Exercise — All entries below are to be returned exactly, with pictures left out.

------ Dataset records

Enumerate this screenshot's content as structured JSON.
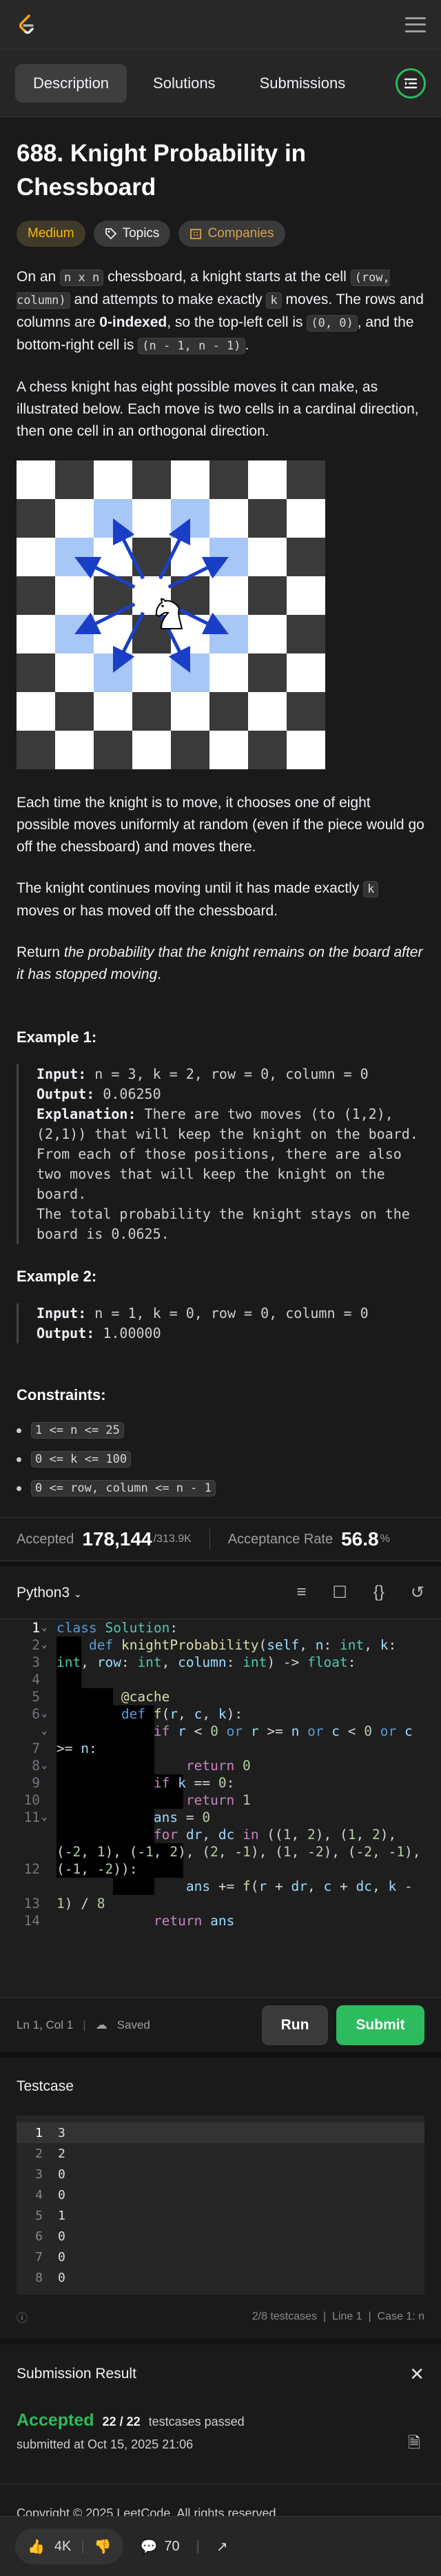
{
  "tabs": [
    "Description",
    "Solutions",
    "Submissions"
  ],
  "problem": {
    "title": "688. Knight Probability in Chessboard",
    "difficulty": "Medium",
    "topics": "Topics",
    "companies": "Companies"
  },
  "desc": {
    "p1": [
      "On an ",
      "n x n",
      " chessboard, a knight starts at the cell ",
      "(row, column)",
      " and attempts to make exactly ",
      "k",
      " moves. The rows and columns are ",
      "0-indexed",
      ", so the top-left cell is ",
      "(0, 0)",
      ", and the bottom-right cell is ",
      "(n - 1, n - 1)",
      "."
    ],
    "p2": "A chess knight has eight possible moves it can make, as illustrated below. Each move is two cells in a cardinal direction, then one cell in an orthogonal direction.",
    "p3": "Each time the knight is to move, it chooses one of eight possible moves uniformly at random (even if the piece would go off the chessboard) and moves there.",
    "p4a": "The knight continues moving until it has made exactly ",
    "p4k": "k",
    "p4b": " moves or has moved off the chessboard.",
    "p5a": "Return ",
    "p5b": "the probability that the knight remains on the board after it has stopped moving",
    "p5c": "."
  },
  "example1": {
    "heading": "Example 1:",
    "input_label": "Input:",
    "input": " n = 3, k = 2, row = 0, column = 0",
    "output_label": "Output:",
    "output": " 0.06250",
    "expl_label": "Explanation:",
    "expl": [
      " There are two moves (to (1,2), (2,1)) that will keep the knight on the board.",
      "From each of those positions, there are also two moves that will keep the knight on the board.",
      "The total probability the knight stays on the board is 0.0625."
    ]
  },
  "example2": {
    "heading": "Example 2:",
    "input_label": "Input:",
    "input": " n = 1, k = 0, row = 0, column = 0",
    "output_label": "Output:",
    "output": " 1.00000"
  },
  "constraints": {
    "heading": "Constraints:",
    "items": [
      "1 <= n <= 25",
      "0 <= k <= 100",
      "0 <= row, column <= n - 1"
    ]
  },
  "stats": {
    "accepted_label": "Accepted",
    "accepted": "178,144",
    "total": "/313.9K",
    "rate_label": "Acceptance Rate",
    "rate": "56.8",
    "rate_unit": "%"
  },
  "editor": {
    "language": "Python3",
    "status": "Ln 1, Col 1",
    "saved": "Saved",
    "run": "Run",
    "submit": "Submit"
  },
  "testcase": {
    "title": "Testcase",
    "lines": [
      "3",
      "2",
      "0",
      "0",
      "1",
      "0",
      "0",
      "0"
    ],
    "footer_count": "2/8 testcases",
    "footer_line": "Line 1",
    "footer_case": "Case 1: n"
  },
  "submission": {
    "title": "Submission Result",
    "status": "Accepted",
    "passed": "22 / 22",
    "passed_label": "testcases passed",
    "submitted": "submitted at Oct 15, 2025 21:06"
  },
  "footer": "Copyright © 2025 LeetCode. All rights reserved.",
  "bottombar": {
    "likes": "4K",
    "comments": "70"
  },
  "colors": {
    "accent": "#2cbb5d",
    "medium": "#ffb800",
    "board_dark": "#3a3a3a",
    "board_light": "#ffffff",
    "board_blue": "#a7c7f7",
    "arrow": "#1a3fc7"
  }
}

------------

Exercise result —
Enumerate this screenshot's content as structured JSON.
{
  "tabs": [
    "Description",
    "Solutions",
    "Submissions"
  ],
  "problem": {
    "title": "688. Knight Probability in Chessboard",
    "difficulty": "Medium",
    "topics": "Topics",
    "companies": "Companies"
  },
  "desc": {
    "p1": [
      "On an ",
      "n x n",
      " chessboard, a knight starts at the cell ",
      "(row, column)",
      " and attempts to make exactly ",
      "k",
      " moves. The rows and columns are ",
      "0-indexed",
      ", so the top-left cell is ",
      "(0, 0)",
      ", and the bottom-right cell is ",
      "(n - 1, n - 1)",
      "."
    ],
    "p2": "A chess knight has eight possible moves it can make, as illustrated below. Each move is two cells in a cardinal direction, then one cell in an orthogonal direction.",
    "p3": "Each time the knight is to move, it chooses one of eight possible moves uniformly at random (even if the piece would go off the chessboard) and moves there.",
    "p4a": "The knight continues moving until it has made exactly ",
    "p4k": "k",
    "p4b": " moves or has moved off the chessboard.",
    "p5a": "Return ",
    "p5b": "the probability that the knight remains on the board after it has stopped moving",
    "p5c": "."
  },
  "example1": {
    "heading": "Example 1:",
    "input_label": "Input:",
    "input": " n = 3, k = 2, row = 0, column = 0",
    "output_label": "Output:",
    "output": " 0.06250",
    "expl_label": "Explanation:",
    "expl": [
      " There are two moves (to (1,2), (2,1)) that will keep the knight on the board.",
      "From each of those positions, there are also two moves that will keep the knight on the board.",
      "The total probability the knight stays on the board is 0.0625."
    ]
  },
  "example2": {
    "heading": "Example 2:",
    "input_label": "Input:",
    "input": " n = 1, k = 0, row = 0, column = 0",
    "output_label": "Output:",
    "output": " 1.00000"
  },
  "constraints": {
    "heading": "Constraints:",
    "items": [
      "1 <= n <= 25",
      "0 <= k <= 100",
      "0 <= row, column <= n - 1"
    ]
  },
  "stats": {
    "accepted_label": "Accepted",
    "accepted": "178,144",
    "total": "/313.9K",
    "rate_label": "Acceptance Rate",
    "rate": "56.8",
    "rate_unit": "%"
  },
  "editor": {
    "language": "Python3",
    "status": "Ln 1, Col 1",
    "saved": "Saved",
    "run": "Run",
    "submit": "Submit"
  },
  "testcase": {
    "title": "Testcase",
    "lines": [
      "3",
      "2",
      "0",
      "0",
      "1",
      "0",
      "0",
      "0"
    ],
    "footer_count": "2/8 testcases",
    "footer_line": "Line 1",
    "footer_case": "Case 1: n"
  },
  "submission": {
    "title": "Submission Result",
    "status": "Accepted",
    "passed": "22 / 22",
    "passed_label": "testcases passed",
    "submitted": "submitted at Oct 15, 2025 21:06"
  },
  "footer": "Copyright © 2025 LeetCode. All rights reserved.",
  "bottombar": {
    "likes": "4K",
    "comments": "70"
  },
  "colors": {
    "accent": "#2cbb5d",
    "medium": "#ffb800",
    "board_dark": "#3a3a3a",
    "board_light": "#ffffff",
    "board_blue": "#a7c7f7",
    "arrow": "#1a3fc7"
  }
}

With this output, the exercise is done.